▶ **Extract to read**
________________

The disruption in digital technologies had paved the way for dark factories which is termed as fully automated lights-out environment and is reality with Xiaomi’s dark factory. We term this as factory of future and with advancement of Robotics and established software like MOM (Manufacturing operations management), the complete lights-out factory conceptualization to implementation is very much possible.

Businesses where human interferences are dangerous can reap the benefits of complete automation. Imagine scenarios of oil rig where spilling has to be measured in intricate places where sending humans is risk or consider scenarios where the condition to monitor causes health hazards for human. We can utilize robots to measure, monitor and intervene. Let us go through few use cases where dark factory concept can be applied.

Most of scenarios involving Inspection cases where Robots can be helpful are as follows:

  1. Identification of defects, corrosion, oil spill from large rigs
  2. Damages
  3. Erosion
  4. Broken parts causing production inefficiency in the lines
  5. Rust and many such defects depending on the product.

________________

▶ **Collected material**
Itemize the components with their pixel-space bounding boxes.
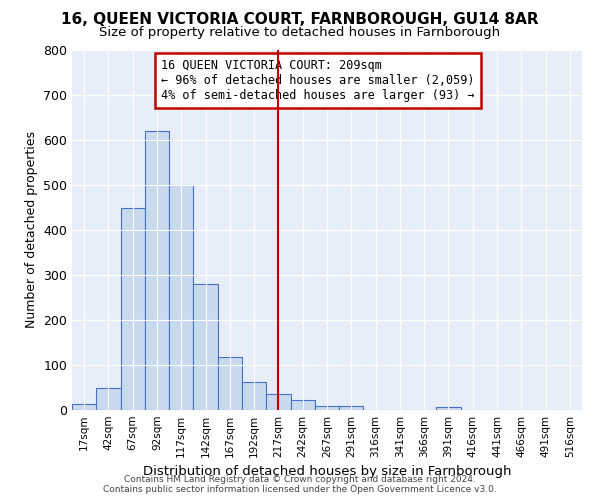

________________

▶ **Exercise directions**
Answer these questions about the text on dark factories:
1. Which company's dark factory does the text name as a reality?
2. What does the abbreviation MOM stand for?
3. In what setting does the text picture spilling having to be measured in intricate places?

▶ **Final answer**
1. Xiaomi
2. Manufacturing operations management
3. An oil rig